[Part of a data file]
----
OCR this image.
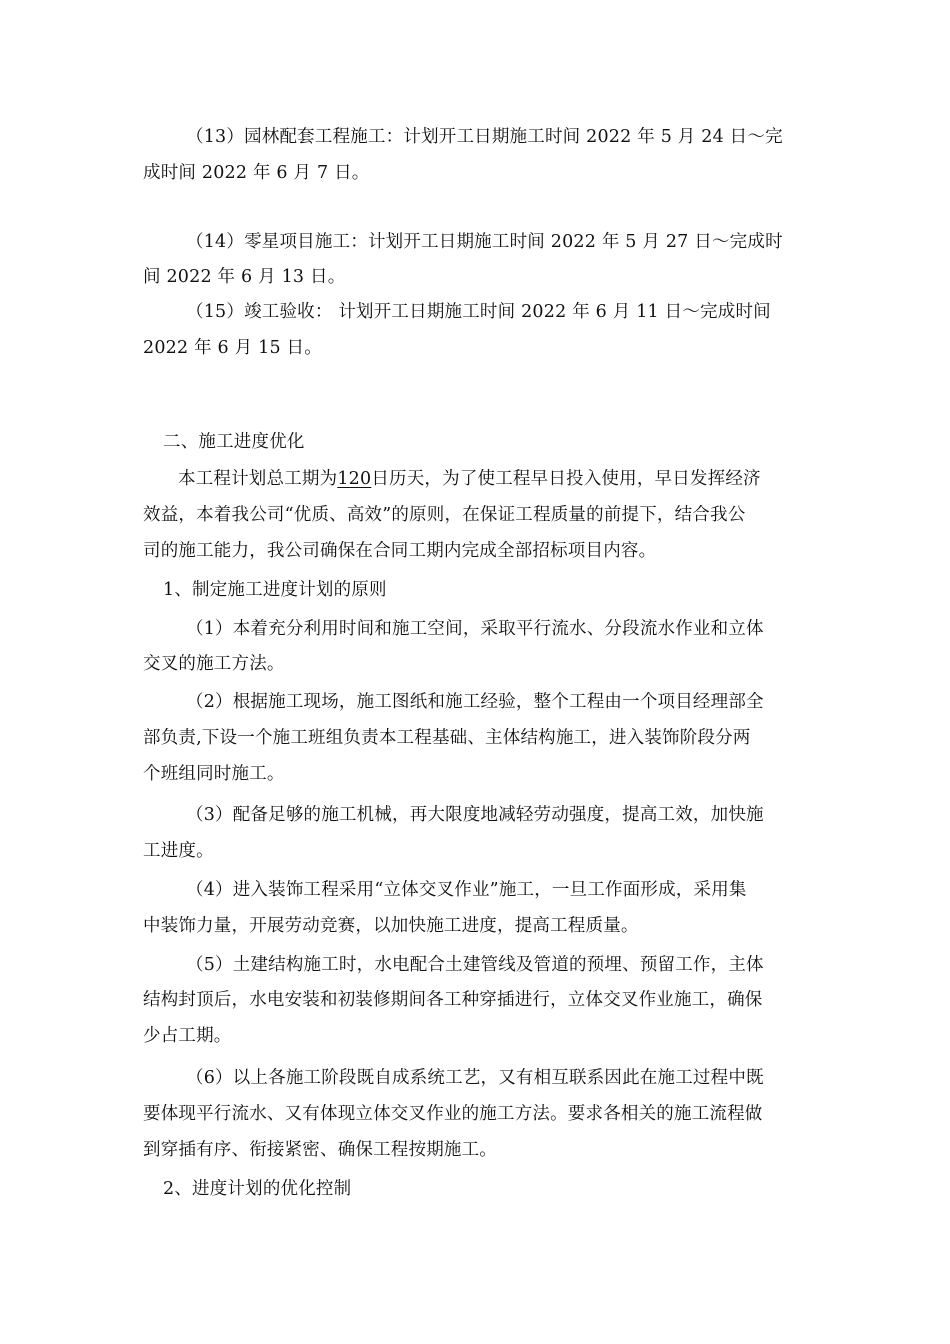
（13）园林配套工程施工：计划开工日期施工时间 2022 年 5 月 24 日～完
成时间 2022 年 6 月 7 日。
（14）零星项目施工：计划开工日期施工时间 2022 年 5 月 27 日～完成时
间 2022 年 6 月 13 日。
（15）竣工验收： 计划开工日期施工时间 2022 年 6 月 11 日～完成时间
2022 年 6 月 15 日。
二、施工进度优化
本工程计划总工期为120日历天，为了使工程早日投入使用，早日发挥经济
效益，本着我公司“优质、高效”的原则，在保证工程质量的前提下，结合我公
司的施工能力，我公司确保在合同工期内完成全部招标项目内容。
1、制定施工进度计划的原则
（1）本着充分利用时间和施工空间，采取平行流水、分段流水作业和立体
交叉的施工方法。
（2）根据施工现场，施工图纸和施工经验，整个工程由一个项目经理部全
部负责,下设一个施工班组负责本工程基础、主体结构施工，进入装饰阶段分两
个班组同时施工。
（3）配备足够的施工机械，再大限度地减轻劳动强度，提高工效，加快施
工进度。
（4）进入装饰工程采用“立体交叉作业”施工，一旦工作面形成，采用集
中装饰力量，开展劳动竞赛，以加快施工进度，提高工程质量。
（5）土建结构施工时，水电配合土建管线及管道的预埋、预留工作，主体
结构封顶后，水电安装和初装修期间各工种穿插进行，立体交叉作业施工，确保
少占工期。
（6）以上各施工阶段既自成系统工艺，又有相互联系因此在施工过程中既
要体现平行流水、又有体现立体交叉作业的施工方法。要求各相关的施工流程做
到穿插有序、衔接紧密、确保工程按期施工。
2、进度计划的优化控制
----
WORK TO DO: Answer with one number only: how many lines above contain the word "计划开工日期施工时间".

EXERCISE SOLUTION: 3